>> start RECORDS SHOWN
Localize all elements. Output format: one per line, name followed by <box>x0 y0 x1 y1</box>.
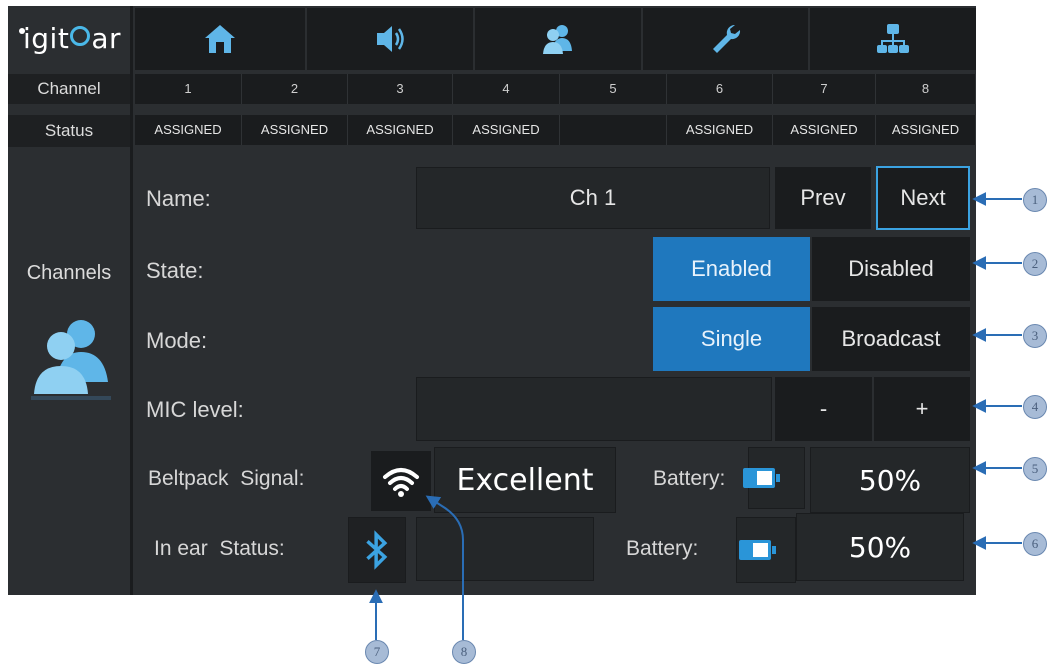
callout-2: 2 <box>1023 252 1047 276</box>
callout-arrows <box>369 192 1022 640</box>
callout-3: 3 <box>1023 324 1047 348</box>
callout-4: 4 <box>1023 395 1047 419</box>
callout-6: 6 <box>1023 532 1047 556</box>
callout-8: 8 <box>452 640 476 664</box>
callout-7: 7 <box>365 640 389 664</box>
callout-5: 5 <box>1023 457 1047 481</box>
callout-1: 1 <box>1023 188 1047 212</box>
>> end RECORDS SHOWN
### WORK TO DO
Update the material above by replacing "Localize" with "Locate" and keeping everything else the same. Write out the full material with the change, but leave out the picture.

### SOLVED PROBLEM
Locate all elements. Output format: one per line, name followed by <box>x0 y0 x1 y1</box>.
callout-2: 2 <box>1023 252 1047 276</box>
callout-arrows <box>369 192 1022 640</box>
callout-3: 3 <box>1023 324 1047 348</box>
callout-4: 4 <box>1023 395 1047 419</box>
callout-6: 6 <box>1023 532 1047 556</box>
callout-8: 8 <box>452 640 476 664</box>
callout-7: 7 <box>365 640 389 664</box>
callout-5: 5 <box>1023 457 1047 481</box>
callout-1: 1 <box>1023 188 1047 212</box>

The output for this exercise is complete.